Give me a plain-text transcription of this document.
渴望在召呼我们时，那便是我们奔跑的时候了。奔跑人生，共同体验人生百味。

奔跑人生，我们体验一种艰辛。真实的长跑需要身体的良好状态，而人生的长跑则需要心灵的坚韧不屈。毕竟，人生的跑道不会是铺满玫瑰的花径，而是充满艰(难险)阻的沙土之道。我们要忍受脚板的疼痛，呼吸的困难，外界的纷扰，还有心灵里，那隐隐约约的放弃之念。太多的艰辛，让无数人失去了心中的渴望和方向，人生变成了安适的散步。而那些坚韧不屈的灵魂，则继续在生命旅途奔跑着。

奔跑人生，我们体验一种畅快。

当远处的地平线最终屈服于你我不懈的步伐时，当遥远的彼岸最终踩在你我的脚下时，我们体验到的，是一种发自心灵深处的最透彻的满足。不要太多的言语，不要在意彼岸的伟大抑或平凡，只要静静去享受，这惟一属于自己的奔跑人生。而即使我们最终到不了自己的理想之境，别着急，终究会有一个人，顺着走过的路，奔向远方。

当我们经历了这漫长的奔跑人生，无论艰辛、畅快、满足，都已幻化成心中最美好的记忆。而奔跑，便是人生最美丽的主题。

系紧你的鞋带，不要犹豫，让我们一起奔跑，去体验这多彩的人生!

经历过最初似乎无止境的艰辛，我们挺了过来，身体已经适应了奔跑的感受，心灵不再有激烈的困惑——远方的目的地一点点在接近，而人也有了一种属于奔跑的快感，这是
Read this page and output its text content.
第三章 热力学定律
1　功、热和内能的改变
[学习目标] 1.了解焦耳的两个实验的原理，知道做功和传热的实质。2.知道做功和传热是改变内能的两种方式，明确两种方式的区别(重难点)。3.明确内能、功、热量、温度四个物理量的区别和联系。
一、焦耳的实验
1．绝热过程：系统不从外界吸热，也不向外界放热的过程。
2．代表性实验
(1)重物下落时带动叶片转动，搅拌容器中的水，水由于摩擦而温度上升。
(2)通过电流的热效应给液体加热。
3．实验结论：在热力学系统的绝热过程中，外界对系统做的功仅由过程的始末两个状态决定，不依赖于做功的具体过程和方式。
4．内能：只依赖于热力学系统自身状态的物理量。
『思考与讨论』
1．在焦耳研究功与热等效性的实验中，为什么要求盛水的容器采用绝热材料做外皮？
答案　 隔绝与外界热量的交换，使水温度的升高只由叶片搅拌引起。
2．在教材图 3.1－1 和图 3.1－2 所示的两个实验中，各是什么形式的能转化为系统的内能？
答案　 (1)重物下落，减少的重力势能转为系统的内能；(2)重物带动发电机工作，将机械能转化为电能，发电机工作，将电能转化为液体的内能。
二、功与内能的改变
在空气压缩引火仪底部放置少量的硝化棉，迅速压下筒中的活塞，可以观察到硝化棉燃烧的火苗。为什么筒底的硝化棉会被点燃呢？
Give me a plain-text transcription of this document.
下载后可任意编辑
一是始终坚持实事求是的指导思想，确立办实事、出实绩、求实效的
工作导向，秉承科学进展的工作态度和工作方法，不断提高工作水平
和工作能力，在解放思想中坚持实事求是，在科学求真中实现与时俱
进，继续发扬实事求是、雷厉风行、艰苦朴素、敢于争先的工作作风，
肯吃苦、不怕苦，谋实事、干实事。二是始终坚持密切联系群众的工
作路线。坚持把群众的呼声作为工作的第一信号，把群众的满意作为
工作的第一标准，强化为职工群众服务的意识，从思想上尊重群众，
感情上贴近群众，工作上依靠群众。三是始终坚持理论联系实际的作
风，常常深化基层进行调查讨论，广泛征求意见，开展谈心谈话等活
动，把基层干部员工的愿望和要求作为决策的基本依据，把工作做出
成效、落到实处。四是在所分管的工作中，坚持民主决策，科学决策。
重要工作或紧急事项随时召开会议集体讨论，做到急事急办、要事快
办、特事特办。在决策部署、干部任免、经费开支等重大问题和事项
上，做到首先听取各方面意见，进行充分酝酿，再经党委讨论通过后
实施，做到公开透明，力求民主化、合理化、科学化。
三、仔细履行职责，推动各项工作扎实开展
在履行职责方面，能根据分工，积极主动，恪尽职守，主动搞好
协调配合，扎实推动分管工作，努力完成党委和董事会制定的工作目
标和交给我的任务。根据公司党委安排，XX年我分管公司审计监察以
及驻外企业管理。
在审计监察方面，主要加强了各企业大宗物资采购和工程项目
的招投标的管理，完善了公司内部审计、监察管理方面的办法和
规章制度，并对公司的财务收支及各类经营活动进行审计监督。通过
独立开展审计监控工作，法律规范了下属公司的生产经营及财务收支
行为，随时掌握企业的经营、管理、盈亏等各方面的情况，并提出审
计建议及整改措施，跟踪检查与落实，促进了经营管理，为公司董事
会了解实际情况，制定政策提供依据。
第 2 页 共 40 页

__CHALLENGE__
Everything from the line containing "Read this page and output its text content." to the last line of the entries above should be quoted exactly, and only that.

__SOLUTION__
Read this page and output its text content.
第三章 热力学定律
1　功、热和内能的改变
[学习目标] 1.了解焦耳的两个实验的原理，知道做功和传热的实质。2.知道做功和传热是改变内能的两种方式，明确两种方式的区别(重难点)。3.明确内能、功、热量、温度四个物理量的区别和联系。
一、焦耳的实验
1．绝热过程：系统不从外界吸热，也不向外界放热的过程。
2．代表性实验
(1)重物下落时带动叶片转动，搅拌容器中的水，水由于摩擦而温度上升。
(2)通过电流的热效应给液体加热。
3．实验结论：在热力学系统的绝热过程中，外界对系统做的功仅由过程的始末两个状态决定，不依赖于做功的具体过程和方式。
4．内能：只依赖于热力学系统自身状态的物理量。
『思考与讨论』
1．在焦耳研究功与热等效性的实验中，为什么要求盛水的容器采用绝热材料做外皮？
答案　 隔绝与外界热量的交换，使水温度的升高只由叶片搅拌引起。
2．在教材图 3.1－1 和图 3.1－2 所示的两个实验中，各是什么形式的能转化为系统的内能？
答案　 (1)重物下落，减少的重力势能转为系统的内能；(2)重物带动发电机工作，将机械能转化为电能，发电机工作，将电能转化为液体的内能。
二、功与内能的改变
在空气压缩引火仪底部放置少量的硝化棉，迅速压下筒中的活塞，可以观察到硝化棉燃烧的火苗。为什么筒底的硝化棉会被点燃呢？
Give me a plain-text transcription of this document.
下载后可任意编辑
一是始终坚持实事求是的指导思想，确立办实事、出实绩、求实效的
工作导向，秉承科学进展的工作态度和工作方法，不断提高工作水平
和工作能力，在解放思想中坚持实事求是，在科学求真中实现与时俱
进，继续发扬实事求是、雷厉风行、艰苦朴素、敢于争先的工作作风，
肯吃苦、不怕苦，谋实事、干实事。二是始终坚持密切联系群众的工
作路线。坚持把群众的呼声作为工作的第一信号，把群众的满意作为
工作的第一标准，强化为职工群众服务的意识，从思想上尊重群众，
感情上贴近群众，工作上依靠群众。三是始终坚持理论联系实际的作
风，常常深化基层进行调查讨论，广泛征求意见，开展谈心谈话等活
动，把基层干部员工的愿望和要求作为决策的基本依据，把工作做出
成效、落到实处。四是在所分管的工作中，坚持民主决策，科学决策。
重要工作或紧急事项随时召开会议集体讨论，做到急事急办、要事快
办、特事特办。在决策部署、干部任免、经费开支等重大问题和事项
上，做到首先听取各方面意见，进行充分酝酿，再经党委讨论通过后
实施，做到公开透明，力求民主化、合理化、科学化。
三、仔细履行职责，推动各项工作扎实开展
在履行职责方面，能根据分工，积极主动，恪尽职守，主动搞好
协调配合，扎实推动分管工作，努力完成党委和董事会制定的工作目
标和交给我的任务。根据公司党委安排，XX年我分管公司审计监察以
及驻外企业管理。
在审计监察方面，主要加强了各企业大宗物资采购和工程项目
的招投标的管理，完善了公司内部审计、监察管理方面的办法和
规章制度，并对公司的财务收支及各类经营活动进行审计监督。通过
独立开展审计监控工作，法律规范了下属公司的生产经营及财务收支
行为，随时掌握企业的经营、管理、盈亏等各方面的情况，并提出审
计建议及整改措施，跟踪检查与落实，促进了经营管理，为公司董事
会了解实际情况，制定政策提供依据。
第 2 页 共 40 页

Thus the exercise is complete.